◆ Do this ◆
Select, from the data, each line where "Иван" occurs.

◆ Supplied records ◆
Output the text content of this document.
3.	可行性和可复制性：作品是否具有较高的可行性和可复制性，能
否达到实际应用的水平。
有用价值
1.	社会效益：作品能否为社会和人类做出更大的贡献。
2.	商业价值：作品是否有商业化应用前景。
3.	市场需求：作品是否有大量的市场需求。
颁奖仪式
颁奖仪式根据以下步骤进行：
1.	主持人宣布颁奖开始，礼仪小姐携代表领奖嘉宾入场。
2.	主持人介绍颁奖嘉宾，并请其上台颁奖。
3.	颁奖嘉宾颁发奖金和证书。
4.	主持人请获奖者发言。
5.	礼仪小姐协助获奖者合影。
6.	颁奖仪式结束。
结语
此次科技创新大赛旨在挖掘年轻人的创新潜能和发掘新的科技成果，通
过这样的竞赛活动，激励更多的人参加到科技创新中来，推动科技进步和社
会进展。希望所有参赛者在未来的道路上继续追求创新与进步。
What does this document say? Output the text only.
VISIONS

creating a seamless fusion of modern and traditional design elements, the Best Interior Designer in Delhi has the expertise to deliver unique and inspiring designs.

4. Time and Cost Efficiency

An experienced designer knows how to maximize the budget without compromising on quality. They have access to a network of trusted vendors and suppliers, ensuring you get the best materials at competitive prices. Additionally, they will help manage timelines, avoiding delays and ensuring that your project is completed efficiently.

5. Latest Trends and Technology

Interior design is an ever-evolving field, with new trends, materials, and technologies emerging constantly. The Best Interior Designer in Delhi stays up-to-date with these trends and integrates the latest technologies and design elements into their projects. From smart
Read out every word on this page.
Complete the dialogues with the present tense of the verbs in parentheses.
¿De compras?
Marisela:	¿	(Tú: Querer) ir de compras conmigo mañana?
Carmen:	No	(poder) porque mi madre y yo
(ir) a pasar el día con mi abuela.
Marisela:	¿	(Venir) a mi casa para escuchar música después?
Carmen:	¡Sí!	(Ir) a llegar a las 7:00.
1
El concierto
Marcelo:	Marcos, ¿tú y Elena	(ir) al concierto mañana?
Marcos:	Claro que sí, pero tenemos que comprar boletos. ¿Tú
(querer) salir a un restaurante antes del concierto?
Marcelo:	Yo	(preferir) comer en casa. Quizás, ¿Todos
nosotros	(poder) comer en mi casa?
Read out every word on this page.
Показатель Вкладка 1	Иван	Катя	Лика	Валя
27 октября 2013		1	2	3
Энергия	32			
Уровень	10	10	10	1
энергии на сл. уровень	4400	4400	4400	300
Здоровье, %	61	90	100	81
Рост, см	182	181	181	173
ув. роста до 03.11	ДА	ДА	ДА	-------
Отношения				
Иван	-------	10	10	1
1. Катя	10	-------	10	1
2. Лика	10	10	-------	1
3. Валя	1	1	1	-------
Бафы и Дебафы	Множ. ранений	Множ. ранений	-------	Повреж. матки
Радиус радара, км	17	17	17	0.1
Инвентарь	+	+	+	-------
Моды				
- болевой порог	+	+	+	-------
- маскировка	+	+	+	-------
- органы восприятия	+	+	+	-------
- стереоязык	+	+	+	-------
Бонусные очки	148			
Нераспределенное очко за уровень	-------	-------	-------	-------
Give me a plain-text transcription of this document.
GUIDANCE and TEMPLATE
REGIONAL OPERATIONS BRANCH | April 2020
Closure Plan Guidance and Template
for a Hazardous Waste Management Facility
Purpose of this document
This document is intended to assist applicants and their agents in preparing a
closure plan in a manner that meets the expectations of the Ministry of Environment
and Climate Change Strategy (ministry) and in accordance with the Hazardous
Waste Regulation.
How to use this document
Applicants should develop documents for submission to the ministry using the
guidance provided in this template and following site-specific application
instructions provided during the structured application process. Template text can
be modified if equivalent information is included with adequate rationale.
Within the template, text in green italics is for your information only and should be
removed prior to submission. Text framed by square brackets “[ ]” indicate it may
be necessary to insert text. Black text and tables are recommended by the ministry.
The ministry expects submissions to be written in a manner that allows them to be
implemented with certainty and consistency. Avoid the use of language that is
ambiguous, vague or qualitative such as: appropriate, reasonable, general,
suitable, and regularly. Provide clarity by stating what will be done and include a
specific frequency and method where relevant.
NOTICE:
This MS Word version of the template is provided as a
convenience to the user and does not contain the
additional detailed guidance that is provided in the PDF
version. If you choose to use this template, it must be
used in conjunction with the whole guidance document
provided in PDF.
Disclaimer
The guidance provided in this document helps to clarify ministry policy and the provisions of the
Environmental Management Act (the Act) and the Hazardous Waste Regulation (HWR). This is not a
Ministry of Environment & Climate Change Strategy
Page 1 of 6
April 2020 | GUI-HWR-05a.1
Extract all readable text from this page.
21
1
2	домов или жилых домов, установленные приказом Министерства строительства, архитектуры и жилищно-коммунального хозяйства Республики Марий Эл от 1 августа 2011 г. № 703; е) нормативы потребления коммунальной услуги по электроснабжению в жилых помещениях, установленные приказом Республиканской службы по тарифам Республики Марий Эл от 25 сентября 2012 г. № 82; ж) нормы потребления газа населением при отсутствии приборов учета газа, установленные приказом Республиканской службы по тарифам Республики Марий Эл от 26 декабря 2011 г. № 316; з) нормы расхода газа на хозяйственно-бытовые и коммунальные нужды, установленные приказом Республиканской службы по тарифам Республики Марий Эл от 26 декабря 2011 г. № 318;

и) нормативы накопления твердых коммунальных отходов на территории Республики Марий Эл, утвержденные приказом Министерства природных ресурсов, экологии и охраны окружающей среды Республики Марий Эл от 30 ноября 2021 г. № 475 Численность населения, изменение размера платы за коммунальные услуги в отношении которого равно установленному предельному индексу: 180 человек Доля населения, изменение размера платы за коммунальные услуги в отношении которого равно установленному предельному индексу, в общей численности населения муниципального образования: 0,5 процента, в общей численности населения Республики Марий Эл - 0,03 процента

◆ Response to the task ◆
Показатель Вкладка 1	Иван	Катя	Лика	Валя
Иван	-------	10	10	1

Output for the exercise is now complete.